## Exercise details:
Each line that includes "TradingView" counts once; give the total and nothing besides.

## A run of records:
════════
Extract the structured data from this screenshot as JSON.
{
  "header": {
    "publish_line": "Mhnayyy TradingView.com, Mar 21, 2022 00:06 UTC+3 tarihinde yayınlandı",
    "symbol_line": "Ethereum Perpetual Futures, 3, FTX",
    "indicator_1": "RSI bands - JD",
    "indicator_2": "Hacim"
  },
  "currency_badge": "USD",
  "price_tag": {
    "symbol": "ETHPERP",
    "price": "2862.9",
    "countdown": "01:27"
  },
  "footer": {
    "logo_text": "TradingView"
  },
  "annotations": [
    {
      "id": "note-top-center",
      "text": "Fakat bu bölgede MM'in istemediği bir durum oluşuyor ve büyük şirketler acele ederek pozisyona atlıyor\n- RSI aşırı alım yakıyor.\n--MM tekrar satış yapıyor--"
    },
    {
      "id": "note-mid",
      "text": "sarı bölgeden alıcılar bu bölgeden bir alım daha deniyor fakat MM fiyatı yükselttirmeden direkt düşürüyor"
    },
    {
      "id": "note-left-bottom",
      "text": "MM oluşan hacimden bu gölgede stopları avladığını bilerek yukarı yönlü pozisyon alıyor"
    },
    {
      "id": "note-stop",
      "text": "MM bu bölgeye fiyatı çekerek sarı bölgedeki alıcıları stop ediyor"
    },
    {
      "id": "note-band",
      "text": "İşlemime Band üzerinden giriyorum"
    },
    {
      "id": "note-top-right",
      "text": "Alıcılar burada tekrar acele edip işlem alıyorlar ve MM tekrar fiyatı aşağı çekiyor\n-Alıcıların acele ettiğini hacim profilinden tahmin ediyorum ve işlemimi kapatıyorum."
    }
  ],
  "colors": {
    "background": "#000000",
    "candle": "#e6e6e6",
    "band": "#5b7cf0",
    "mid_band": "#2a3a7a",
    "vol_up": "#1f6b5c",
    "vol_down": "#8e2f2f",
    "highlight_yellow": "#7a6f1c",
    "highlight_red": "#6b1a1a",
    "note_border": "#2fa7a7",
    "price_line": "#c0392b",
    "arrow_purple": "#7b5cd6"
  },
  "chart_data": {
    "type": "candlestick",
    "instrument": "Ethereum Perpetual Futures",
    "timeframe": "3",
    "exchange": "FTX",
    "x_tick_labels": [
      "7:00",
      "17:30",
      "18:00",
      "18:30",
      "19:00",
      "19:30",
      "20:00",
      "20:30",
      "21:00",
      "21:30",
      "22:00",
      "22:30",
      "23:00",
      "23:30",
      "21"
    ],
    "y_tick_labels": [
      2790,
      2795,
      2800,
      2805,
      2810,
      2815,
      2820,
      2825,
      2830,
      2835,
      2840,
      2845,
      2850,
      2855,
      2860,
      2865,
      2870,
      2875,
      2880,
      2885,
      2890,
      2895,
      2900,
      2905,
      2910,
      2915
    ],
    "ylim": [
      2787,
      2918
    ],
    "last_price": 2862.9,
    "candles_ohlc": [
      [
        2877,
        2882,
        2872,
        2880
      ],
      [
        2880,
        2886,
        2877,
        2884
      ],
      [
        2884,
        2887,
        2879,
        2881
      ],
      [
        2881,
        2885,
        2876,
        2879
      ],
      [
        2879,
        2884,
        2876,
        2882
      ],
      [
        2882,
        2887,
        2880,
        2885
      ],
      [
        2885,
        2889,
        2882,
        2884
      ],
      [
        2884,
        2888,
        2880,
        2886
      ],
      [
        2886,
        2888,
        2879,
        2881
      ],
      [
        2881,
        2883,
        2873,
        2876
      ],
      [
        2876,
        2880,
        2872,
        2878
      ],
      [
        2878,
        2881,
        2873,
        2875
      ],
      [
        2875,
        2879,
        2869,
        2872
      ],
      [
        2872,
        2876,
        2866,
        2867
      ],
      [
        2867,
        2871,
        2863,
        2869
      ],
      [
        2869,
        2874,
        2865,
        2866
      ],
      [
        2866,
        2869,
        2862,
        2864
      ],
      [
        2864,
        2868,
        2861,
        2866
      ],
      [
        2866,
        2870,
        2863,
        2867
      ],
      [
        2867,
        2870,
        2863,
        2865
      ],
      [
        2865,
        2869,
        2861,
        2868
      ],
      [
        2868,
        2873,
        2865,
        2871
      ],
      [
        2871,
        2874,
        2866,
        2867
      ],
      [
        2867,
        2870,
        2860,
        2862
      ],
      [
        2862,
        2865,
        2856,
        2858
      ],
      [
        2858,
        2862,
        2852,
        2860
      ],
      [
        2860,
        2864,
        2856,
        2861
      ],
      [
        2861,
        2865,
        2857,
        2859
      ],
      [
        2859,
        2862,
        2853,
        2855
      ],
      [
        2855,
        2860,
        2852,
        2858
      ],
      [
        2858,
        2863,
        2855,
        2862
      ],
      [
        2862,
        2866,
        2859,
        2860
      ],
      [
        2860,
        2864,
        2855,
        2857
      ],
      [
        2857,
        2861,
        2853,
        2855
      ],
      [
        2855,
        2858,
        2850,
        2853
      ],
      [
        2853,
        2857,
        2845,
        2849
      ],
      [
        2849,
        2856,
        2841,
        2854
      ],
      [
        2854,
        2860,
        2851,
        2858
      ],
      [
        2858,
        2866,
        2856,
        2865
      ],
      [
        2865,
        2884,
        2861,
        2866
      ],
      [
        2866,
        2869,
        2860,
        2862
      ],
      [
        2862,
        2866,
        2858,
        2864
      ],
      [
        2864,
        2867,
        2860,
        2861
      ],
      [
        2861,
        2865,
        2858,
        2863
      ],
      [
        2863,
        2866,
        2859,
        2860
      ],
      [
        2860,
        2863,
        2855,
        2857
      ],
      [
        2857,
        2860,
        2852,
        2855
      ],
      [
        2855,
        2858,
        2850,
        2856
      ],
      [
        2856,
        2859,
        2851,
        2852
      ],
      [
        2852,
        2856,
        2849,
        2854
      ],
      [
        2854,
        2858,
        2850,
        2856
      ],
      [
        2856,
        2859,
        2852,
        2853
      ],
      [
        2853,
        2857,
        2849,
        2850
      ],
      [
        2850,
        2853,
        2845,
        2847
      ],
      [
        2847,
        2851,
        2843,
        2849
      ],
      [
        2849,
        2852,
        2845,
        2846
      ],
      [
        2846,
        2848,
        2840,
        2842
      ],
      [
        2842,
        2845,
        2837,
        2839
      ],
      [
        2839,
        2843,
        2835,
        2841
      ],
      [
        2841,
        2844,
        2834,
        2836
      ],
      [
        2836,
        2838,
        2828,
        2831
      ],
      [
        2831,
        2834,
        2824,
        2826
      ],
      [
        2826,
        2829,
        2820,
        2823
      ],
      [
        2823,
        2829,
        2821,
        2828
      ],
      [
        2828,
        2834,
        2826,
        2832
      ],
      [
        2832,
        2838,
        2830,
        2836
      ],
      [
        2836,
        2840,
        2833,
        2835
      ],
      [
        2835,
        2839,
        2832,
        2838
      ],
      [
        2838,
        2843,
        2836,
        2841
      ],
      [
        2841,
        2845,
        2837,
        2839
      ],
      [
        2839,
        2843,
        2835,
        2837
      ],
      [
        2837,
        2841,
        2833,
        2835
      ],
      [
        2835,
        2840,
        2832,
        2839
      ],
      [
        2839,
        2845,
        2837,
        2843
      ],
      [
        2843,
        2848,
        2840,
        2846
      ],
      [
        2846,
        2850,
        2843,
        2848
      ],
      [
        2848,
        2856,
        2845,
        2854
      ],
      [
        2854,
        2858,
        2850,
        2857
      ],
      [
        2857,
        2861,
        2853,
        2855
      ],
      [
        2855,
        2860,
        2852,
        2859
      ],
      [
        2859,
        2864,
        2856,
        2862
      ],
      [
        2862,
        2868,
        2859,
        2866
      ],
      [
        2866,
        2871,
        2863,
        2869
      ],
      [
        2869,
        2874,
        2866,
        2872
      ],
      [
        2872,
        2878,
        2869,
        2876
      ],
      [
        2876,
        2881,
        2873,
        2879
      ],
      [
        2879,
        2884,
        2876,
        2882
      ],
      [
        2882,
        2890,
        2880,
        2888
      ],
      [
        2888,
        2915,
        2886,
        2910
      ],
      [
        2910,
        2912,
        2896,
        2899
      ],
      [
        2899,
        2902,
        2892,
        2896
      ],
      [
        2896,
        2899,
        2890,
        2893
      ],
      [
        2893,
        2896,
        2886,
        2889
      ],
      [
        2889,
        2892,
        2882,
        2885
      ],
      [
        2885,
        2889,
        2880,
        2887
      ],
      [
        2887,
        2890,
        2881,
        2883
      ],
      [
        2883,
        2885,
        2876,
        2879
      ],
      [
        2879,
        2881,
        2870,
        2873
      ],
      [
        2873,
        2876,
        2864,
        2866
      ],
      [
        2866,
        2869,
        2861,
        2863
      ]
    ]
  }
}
════════
## Answer to this problem:
2